Material shown ->
* * * * * * * * *

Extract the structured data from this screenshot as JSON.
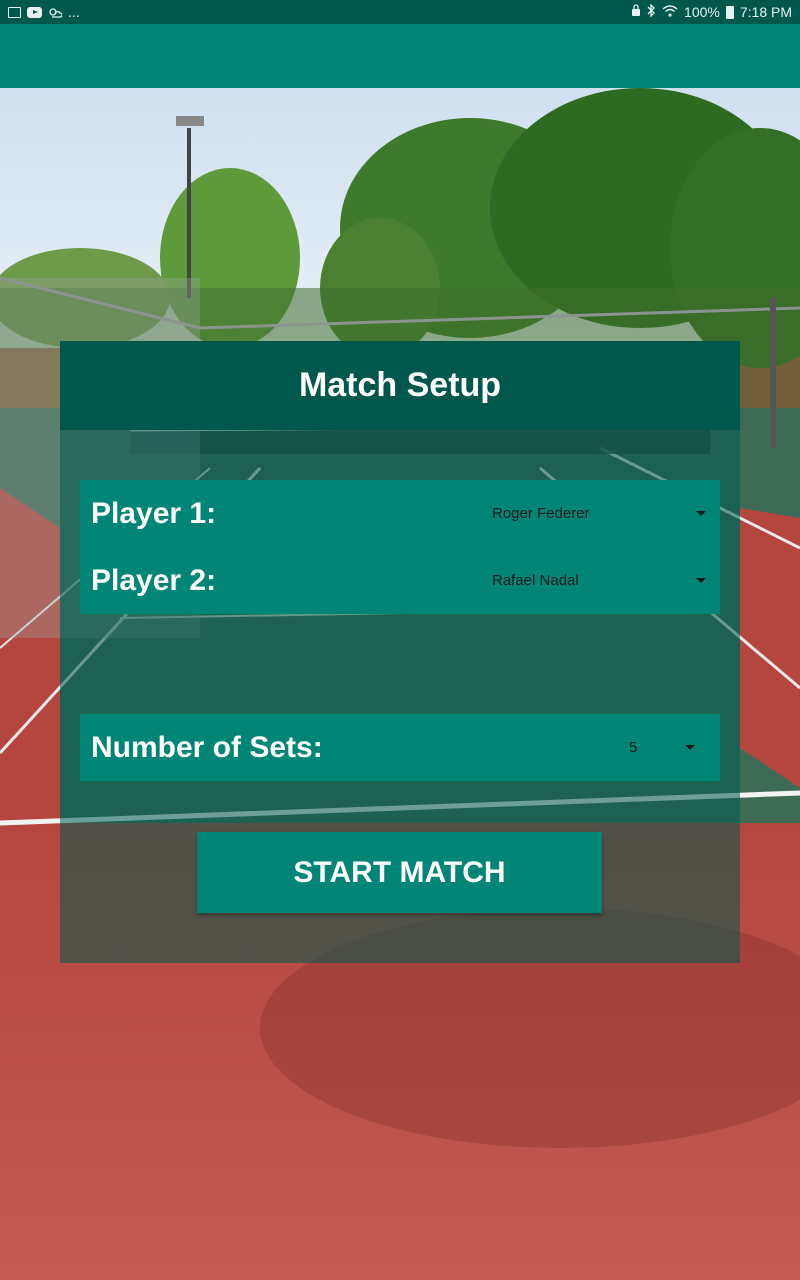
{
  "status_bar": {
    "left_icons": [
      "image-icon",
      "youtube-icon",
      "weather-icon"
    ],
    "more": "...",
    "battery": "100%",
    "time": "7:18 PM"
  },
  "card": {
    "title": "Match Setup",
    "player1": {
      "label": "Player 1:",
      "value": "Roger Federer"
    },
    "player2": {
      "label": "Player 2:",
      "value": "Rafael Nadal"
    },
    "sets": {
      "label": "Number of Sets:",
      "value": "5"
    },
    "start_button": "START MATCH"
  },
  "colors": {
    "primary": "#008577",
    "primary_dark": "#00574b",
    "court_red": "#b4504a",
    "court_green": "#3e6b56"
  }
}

* * * * * * * * *

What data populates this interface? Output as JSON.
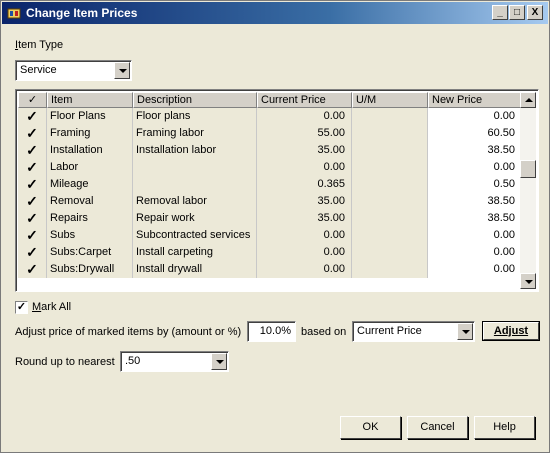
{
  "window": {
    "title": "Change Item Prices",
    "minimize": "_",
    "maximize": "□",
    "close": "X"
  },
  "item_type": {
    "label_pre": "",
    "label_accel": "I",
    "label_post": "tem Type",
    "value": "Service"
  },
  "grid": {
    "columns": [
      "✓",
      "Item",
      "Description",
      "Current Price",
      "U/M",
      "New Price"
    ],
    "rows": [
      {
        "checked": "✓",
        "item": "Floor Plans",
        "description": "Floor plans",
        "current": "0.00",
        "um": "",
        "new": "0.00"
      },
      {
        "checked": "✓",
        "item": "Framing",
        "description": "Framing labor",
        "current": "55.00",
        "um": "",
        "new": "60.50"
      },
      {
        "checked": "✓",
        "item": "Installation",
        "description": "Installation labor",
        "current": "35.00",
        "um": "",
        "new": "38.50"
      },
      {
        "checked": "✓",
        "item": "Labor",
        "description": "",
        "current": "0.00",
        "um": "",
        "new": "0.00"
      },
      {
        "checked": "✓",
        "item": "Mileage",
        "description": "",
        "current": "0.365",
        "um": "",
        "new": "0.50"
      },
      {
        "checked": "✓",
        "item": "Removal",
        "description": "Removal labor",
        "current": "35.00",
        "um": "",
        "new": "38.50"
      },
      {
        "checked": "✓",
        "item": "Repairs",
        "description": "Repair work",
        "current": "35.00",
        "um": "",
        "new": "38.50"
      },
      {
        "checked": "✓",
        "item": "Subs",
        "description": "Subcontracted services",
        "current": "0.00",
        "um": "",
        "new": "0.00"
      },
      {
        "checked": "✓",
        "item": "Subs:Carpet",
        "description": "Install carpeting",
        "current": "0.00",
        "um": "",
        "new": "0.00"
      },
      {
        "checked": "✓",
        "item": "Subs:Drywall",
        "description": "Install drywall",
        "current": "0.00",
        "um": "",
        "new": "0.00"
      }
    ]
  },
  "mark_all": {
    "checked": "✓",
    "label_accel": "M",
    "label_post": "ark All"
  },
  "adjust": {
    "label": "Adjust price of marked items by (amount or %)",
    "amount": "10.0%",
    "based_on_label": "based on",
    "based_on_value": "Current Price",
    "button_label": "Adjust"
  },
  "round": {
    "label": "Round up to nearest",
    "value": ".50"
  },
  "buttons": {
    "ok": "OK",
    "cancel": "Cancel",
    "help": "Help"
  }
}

* * * * * * * * *

Requirements -> Return every line containing "Subs".

Reply ->
        "item": "Subs",
        "item": "Subs:Carpet",
        "item": "Subs:Drywall",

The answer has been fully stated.